**Goal of the exercise:**
Give only the number of lines in the listing below where the string "this" occurs.

Dataset entries on figures:
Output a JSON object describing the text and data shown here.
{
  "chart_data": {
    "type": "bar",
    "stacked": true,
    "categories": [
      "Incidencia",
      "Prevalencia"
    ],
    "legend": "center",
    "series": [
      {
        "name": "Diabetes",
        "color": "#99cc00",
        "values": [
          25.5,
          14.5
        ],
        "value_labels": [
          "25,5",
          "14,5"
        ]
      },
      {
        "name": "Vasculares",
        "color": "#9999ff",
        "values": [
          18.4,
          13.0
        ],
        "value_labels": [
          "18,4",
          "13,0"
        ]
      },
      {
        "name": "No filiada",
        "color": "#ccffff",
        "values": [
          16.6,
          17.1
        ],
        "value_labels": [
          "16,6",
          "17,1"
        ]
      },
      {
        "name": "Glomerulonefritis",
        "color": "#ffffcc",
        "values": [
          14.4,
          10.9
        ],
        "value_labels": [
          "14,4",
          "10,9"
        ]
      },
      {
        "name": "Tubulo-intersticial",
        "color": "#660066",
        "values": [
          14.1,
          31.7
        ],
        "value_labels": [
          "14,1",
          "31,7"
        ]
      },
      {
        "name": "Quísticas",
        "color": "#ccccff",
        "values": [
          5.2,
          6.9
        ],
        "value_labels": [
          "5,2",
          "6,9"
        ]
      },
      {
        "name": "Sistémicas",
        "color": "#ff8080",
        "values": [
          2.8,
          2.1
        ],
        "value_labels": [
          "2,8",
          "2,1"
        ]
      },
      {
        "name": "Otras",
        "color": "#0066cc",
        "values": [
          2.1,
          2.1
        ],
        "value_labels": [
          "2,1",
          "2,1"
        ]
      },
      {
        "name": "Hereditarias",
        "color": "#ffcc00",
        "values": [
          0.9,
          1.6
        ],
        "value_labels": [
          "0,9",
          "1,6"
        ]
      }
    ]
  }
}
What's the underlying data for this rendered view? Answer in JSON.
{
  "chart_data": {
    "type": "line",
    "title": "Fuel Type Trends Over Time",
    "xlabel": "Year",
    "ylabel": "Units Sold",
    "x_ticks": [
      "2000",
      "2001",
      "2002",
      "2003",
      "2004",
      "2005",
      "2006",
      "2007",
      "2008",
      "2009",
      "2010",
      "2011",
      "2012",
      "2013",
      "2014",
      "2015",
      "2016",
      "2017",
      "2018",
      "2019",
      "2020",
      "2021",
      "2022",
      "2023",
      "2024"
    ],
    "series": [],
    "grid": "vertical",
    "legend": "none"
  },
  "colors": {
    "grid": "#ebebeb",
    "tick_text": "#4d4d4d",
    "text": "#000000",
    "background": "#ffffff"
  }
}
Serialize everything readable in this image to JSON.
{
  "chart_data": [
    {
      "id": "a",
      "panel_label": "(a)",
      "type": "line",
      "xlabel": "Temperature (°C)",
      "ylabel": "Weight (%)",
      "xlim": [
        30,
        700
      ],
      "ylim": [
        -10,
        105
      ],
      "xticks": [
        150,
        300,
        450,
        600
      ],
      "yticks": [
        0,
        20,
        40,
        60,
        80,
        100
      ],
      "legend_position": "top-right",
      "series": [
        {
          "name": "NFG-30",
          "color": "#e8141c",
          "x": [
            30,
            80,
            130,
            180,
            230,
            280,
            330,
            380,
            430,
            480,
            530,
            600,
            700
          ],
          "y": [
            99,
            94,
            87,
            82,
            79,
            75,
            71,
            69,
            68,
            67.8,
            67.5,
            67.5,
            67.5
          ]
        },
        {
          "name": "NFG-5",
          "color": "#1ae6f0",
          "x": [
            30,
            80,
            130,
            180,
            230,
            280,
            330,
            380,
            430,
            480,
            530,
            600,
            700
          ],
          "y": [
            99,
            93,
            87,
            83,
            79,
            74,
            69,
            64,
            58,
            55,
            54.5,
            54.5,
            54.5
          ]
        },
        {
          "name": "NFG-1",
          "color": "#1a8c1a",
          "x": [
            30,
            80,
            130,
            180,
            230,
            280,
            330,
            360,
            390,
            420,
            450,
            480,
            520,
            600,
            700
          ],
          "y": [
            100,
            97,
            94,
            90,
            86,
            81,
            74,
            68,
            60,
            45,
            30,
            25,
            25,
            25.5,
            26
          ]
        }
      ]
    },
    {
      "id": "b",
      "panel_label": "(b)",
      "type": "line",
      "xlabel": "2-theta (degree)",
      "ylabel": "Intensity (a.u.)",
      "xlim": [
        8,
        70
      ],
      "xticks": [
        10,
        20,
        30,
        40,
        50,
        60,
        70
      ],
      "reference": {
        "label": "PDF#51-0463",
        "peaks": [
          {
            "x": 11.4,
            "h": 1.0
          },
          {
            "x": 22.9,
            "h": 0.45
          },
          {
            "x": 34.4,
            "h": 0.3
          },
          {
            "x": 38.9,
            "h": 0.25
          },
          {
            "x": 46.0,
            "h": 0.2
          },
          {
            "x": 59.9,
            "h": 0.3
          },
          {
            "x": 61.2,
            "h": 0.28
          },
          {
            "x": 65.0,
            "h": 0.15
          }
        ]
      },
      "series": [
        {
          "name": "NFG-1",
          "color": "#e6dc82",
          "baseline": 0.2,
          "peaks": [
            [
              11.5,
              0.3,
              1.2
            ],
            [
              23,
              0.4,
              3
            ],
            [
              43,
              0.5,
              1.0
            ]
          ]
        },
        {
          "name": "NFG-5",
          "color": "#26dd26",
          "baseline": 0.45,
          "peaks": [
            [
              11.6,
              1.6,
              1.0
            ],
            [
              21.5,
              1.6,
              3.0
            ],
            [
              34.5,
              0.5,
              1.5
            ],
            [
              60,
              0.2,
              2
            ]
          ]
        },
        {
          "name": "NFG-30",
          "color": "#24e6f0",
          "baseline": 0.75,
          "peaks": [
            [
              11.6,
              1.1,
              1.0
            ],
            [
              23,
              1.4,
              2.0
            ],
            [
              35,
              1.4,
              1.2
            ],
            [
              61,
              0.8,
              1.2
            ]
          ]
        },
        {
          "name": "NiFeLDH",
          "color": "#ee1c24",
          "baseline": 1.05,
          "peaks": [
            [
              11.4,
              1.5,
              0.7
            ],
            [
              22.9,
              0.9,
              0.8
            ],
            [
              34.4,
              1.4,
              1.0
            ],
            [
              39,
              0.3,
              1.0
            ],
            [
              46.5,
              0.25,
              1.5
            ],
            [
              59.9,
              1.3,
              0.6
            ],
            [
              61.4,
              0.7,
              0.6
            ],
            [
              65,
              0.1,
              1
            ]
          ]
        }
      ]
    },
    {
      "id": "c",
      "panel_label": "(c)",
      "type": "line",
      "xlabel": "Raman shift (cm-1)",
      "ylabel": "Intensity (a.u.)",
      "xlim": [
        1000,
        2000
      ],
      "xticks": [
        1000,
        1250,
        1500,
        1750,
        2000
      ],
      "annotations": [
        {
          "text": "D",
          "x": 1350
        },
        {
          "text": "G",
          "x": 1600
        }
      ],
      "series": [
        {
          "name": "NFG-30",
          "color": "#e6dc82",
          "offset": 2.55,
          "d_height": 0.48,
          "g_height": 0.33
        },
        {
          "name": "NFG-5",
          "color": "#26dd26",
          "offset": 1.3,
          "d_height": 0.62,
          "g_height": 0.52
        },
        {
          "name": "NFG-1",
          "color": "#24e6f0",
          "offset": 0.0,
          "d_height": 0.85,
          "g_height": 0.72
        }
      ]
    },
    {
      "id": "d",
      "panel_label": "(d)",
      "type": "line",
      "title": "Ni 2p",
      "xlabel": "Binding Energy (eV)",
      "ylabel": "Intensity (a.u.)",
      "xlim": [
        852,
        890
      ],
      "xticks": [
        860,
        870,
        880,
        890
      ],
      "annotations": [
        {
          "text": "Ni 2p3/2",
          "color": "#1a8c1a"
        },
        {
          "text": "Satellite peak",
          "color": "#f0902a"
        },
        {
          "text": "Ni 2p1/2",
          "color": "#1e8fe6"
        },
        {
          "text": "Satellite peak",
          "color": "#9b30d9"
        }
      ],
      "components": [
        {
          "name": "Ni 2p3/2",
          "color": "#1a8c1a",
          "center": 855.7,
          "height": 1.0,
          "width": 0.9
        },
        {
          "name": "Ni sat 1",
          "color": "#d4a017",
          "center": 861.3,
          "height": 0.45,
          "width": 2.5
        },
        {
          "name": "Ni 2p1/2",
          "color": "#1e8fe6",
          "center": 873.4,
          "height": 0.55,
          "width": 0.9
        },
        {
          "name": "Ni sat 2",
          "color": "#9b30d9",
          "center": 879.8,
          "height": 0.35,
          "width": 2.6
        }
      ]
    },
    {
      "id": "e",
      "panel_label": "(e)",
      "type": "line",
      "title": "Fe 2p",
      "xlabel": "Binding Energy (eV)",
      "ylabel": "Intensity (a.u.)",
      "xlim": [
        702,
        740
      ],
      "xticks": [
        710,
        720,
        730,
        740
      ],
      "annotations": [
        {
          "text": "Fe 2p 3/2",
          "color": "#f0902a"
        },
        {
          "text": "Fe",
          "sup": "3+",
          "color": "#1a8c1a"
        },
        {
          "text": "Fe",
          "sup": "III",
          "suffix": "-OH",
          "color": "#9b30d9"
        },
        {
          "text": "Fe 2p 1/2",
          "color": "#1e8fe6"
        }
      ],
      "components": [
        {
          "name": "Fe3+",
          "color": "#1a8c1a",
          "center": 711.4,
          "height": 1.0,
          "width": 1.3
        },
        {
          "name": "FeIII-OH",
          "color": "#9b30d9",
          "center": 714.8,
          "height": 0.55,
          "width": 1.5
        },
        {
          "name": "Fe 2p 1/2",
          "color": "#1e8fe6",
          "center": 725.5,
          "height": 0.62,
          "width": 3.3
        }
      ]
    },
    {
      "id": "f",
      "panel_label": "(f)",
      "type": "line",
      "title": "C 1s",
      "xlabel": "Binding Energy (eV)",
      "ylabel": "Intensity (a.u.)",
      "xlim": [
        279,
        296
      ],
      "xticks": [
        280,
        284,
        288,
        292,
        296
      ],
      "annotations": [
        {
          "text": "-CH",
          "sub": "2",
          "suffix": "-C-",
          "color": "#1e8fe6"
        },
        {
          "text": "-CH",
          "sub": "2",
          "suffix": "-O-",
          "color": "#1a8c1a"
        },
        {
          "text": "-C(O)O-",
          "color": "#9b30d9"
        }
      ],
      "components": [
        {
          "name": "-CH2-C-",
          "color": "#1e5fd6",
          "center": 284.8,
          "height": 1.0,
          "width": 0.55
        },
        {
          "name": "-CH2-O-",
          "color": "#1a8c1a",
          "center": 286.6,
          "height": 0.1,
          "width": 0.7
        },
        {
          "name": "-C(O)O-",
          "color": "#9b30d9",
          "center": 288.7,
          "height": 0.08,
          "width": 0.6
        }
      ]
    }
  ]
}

**Answer to the problem:**
2